EXCERPTED TEXT –

Spacecraft properties
- Spacecraft type: CubeSat
- Manufacturer: IST NanosatLab
- Payload mass: 1.095 kg (2.41 lb)
- Dimensions: 10 cm x 10 cm x 10.3 cm (1U)

Start of mission
- Launch date: July 9, 2024, 19:00 UTC (21:00 CEST)
- Rocket: Ariane 6
- Launch site: Guiana Space Centre, ELA-4

Orbital parameters
- Reference system: Geocentric orbit
- Regime: Low Earth orbit
- Periapsis altitude: 575.6 km
- Apoapsis altitude: 590.3 km
- Inclination: 62.0 °
- Period: 96.2 minutes

= ISTSat-1 =

2024 Portuguese satellite

The ISTSat-1 is a Portuguese nanosatellite developed by students and researchers of the Instituto Superior Técnico (University of Lisbon), that was launched into orbit on 9 July 2024, aboard the Ariane 6 maiden flight. The project is part of the European Space Agency's "Fly Your Satellite!" programme. It is the third Portuguese satellite in space, after the PoSAT-1 and the AEROS MH-1, and the first to have been entirely designed and built in Portugal.

PROBLEM REQUIREMENTS –
From the ISTSat-1 text:
(a) Who is listed as the manufacturer?
(b) What launch site is given?
(c) Which two Portuguese satellites reached space before it?
Rely only on the ISTSat-1 text to answer.

INFORMATION SUPPLIED –

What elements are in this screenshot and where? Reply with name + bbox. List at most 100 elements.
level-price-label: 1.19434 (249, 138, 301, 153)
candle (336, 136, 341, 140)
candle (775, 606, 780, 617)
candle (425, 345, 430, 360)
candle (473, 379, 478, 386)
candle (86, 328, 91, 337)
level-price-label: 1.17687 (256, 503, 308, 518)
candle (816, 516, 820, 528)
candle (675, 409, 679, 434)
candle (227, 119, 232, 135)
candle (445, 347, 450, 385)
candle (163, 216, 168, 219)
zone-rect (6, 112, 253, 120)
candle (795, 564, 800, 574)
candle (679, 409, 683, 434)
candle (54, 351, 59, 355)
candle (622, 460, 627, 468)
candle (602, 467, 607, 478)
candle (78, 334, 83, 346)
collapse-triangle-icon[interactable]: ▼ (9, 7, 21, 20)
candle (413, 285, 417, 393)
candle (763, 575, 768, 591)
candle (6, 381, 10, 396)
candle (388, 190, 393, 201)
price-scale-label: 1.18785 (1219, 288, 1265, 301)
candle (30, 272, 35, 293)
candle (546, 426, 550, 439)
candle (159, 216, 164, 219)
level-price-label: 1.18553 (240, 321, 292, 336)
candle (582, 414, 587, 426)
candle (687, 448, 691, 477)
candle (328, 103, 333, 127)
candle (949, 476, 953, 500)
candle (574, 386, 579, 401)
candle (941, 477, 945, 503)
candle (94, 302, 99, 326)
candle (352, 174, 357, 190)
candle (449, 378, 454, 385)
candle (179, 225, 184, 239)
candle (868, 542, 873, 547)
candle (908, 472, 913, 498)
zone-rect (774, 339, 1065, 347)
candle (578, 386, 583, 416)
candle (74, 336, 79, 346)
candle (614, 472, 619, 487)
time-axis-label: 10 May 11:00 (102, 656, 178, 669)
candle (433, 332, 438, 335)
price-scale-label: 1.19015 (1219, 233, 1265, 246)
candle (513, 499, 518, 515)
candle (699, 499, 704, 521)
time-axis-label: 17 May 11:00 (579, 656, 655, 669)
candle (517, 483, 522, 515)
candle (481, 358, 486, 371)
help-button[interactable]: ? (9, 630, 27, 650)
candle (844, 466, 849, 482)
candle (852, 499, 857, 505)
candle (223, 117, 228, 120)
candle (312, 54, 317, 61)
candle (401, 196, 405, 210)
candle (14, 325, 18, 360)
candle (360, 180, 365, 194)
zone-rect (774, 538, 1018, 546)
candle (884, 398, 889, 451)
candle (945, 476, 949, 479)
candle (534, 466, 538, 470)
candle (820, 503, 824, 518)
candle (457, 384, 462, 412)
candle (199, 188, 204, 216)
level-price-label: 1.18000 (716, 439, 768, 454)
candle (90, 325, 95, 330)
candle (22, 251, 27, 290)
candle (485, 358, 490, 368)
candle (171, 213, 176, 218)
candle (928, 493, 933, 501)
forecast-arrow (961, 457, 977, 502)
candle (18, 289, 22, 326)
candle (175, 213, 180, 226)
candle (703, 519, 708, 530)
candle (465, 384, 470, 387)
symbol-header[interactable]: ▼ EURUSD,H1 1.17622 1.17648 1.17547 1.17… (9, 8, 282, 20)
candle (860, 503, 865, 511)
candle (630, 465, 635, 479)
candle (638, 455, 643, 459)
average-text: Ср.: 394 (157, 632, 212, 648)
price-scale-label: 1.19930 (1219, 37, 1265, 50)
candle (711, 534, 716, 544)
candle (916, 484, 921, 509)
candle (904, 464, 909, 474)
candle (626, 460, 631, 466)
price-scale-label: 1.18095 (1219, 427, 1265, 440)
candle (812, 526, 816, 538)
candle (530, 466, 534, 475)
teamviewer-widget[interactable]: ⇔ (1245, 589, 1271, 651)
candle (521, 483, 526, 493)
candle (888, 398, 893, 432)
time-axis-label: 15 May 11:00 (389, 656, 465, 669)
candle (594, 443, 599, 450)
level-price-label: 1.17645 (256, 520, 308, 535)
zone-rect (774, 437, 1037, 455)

SOLUTION BELOW –
(a) IST NanosatLab
(b) Guiana Space Centre, ELA-4
(c) PoSAT-1 and AEROS MH-1